Stored data entries:
^^^^^^^^
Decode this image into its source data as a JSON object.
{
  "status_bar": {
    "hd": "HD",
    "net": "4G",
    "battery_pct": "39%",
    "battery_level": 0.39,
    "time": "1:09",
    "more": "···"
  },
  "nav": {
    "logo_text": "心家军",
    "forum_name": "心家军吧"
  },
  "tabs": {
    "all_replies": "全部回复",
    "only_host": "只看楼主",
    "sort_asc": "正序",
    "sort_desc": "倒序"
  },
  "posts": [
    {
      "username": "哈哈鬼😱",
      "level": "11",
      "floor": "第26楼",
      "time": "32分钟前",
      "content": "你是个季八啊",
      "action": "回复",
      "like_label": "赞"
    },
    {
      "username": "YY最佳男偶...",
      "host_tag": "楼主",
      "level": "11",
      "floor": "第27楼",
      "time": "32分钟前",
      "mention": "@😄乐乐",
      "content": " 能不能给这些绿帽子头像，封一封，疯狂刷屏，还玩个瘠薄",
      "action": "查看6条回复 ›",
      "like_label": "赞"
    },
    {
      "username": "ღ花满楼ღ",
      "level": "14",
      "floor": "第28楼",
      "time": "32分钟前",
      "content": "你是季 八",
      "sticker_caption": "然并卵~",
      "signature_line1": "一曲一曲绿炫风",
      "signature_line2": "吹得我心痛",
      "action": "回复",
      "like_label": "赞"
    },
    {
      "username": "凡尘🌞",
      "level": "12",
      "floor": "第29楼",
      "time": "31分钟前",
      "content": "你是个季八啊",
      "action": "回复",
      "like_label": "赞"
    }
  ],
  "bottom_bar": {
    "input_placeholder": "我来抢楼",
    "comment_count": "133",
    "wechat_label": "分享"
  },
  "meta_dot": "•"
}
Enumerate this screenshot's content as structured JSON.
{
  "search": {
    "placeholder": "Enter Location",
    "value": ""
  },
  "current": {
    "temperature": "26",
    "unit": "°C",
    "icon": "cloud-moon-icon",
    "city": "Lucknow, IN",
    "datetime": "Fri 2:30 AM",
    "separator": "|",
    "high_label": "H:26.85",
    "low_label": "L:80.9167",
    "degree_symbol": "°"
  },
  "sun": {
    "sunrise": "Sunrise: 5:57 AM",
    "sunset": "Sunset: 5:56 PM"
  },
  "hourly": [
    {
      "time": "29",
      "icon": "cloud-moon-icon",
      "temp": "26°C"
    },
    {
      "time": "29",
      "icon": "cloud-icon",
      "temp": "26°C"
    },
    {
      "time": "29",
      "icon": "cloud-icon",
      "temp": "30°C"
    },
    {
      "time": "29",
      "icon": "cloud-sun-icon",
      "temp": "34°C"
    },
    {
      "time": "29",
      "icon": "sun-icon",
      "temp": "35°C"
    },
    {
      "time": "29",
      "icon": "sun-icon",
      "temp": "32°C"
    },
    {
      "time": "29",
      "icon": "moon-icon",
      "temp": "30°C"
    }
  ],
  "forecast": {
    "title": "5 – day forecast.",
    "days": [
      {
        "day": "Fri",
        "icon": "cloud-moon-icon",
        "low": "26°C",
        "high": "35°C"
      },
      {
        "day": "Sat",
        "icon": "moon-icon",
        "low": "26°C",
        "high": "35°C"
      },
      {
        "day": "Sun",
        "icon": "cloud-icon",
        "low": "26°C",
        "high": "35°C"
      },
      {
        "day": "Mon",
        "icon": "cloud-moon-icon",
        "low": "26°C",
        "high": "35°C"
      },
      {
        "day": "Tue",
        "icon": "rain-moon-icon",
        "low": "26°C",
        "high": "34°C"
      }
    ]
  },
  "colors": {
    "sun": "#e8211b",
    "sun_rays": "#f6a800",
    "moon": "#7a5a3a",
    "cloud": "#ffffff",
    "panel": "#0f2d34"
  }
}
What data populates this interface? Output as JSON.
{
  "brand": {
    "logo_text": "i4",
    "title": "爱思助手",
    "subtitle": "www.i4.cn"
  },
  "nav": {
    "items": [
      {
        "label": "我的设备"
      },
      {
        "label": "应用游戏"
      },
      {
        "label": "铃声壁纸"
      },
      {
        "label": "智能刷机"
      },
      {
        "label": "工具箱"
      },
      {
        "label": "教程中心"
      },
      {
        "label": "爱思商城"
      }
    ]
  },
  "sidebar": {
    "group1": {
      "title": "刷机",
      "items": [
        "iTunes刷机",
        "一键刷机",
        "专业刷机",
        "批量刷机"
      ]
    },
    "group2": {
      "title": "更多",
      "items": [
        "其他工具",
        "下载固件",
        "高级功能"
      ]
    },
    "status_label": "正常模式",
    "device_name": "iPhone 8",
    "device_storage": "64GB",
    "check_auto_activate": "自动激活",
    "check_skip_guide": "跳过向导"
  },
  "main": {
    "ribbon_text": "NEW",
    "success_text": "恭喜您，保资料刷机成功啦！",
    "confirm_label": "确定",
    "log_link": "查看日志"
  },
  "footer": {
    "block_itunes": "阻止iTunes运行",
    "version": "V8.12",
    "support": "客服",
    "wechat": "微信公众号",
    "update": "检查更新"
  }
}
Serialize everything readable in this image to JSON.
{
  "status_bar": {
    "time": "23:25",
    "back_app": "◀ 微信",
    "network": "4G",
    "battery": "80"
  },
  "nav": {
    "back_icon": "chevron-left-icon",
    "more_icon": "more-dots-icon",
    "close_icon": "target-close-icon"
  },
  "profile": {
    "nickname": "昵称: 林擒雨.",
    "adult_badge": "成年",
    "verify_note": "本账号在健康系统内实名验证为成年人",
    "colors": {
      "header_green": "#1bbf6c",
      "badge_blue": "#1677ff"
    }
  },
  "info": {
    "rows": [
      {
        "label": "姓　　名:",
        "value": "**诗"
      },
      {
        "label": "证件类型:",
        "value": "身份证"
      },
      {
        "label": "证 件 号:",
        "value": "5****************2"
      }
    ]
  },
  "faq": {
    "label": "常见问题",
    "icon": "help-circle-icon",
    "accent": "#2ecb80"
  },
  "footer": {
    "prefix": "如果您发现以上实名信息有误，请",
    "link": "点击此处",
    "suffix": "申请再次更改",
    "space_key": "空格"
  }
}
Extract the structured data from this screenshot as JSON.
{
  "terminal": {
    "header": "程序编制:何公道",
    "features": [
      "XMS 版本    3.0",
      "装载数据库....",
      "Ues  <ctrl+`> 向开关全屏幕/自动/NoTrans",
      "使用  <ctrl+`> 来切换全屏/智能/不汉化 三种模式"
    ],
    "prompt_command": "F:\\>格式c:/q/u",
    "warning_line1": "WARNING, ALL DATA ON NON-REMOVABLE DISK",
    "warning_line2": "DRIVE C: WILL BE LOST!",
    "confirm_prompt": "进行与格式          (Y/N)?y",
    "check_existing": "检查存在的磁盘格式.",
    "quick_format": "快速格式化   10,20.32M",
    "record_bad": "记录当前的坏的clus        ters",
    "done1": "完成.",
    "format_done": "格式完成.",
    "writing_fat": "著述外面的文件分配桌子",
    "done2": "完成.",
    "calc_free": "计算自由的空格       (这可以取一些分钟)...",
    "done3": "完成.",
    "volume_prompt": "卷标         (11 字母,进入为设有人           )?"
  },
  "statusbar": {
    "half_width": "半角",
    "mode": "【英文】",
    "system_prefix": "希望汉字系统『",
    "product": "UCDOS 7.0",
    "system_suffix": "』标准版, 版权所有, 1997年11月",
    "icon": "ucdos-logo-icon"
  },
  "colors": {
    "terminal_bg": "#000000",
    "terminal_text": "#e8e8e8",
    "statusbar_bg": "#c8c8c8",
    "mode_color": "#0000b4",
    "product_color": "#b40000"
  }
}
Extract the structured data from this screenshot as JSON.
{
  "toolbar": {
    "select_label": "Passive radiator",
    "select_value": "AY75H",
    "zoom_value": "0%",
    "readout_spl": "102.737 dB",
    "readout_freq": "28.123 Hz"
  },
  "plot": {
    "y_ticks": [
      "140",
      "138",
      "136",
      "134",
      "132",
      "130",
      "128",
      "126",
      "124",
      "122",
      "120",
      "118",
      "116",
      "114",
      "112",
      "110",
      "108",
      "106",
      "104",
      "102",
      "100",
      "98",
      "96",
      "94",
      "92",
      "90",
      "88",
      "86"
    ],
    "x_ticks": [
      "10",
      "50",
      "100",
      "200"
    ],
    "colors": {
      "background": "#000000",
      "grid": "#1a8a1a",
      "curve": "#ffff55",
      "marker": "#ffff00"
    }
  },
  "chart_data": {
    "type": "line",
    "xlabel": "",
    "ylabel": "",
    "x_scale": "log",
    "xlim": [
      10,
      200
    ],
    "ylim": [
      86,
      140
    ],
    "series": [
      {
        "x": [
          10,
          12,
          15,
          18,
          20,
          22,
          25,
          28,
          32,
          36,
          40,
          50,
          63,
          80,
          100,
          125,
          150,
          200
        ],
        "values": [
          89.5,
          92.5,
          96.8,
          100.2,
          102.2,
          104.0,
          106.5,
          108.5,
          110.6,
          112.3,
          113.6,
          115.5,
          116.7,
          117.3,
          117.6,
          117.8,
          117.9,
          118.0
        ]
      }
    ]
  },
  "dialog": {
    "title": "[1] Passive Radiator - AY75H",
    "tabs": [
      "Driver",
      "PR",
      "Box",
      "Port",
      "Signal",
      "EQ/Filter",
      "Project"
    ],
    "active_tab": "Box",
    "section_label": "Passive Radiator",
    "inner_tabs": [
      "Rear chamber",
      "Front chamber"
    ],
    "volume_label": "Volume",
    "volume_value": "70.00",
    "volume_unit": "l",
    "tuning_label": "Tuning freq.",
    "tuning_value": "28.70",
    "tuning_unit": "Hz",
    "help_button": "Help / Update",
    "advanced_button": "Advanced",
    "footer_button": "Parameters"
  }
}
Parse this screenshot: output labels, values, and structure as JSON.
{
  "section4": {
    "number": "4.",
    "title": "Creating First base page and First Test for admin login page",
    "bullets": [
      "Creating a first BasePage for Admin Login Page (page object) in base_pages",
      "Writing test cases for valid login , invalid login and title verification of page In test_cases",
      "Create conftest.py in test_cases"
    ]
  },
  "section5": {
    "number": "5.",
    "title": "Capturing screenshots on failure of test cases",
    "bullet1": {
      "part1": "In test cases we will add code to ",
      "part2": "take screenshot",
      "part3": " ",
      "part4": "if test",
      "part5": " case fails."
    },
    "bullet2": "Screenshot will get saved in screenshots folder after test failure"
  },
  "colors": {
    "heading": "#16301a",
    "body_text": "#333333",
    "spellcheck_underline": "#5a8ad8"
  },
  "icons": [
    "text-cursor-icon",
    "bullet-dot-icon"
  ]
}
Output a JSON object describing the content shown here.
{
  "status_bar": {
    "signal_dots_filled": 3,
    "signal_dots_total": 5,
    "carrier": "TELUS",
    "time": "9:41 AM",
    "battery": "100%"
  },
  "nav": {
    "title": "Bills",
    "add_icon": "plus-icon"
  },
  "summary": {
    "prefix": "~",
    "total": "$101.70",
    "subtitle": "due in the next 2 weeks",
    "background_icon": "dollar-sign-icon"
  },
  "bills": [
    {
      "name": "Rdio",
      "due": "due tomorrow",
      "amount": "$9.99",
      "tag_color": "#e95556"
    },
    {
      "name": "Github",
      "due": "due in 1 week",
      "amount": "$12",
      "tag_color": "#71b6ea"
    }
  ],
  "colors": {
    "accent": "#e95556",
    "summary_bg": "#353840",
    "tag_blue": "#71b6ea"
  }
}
^^^^^^^^
__Required work__.
In the material above, find the lines that contain "image" and show them.

__Exercise response__.
Decode this image into its source data as a JSON object.
Serialize everything readable in this image to JSON.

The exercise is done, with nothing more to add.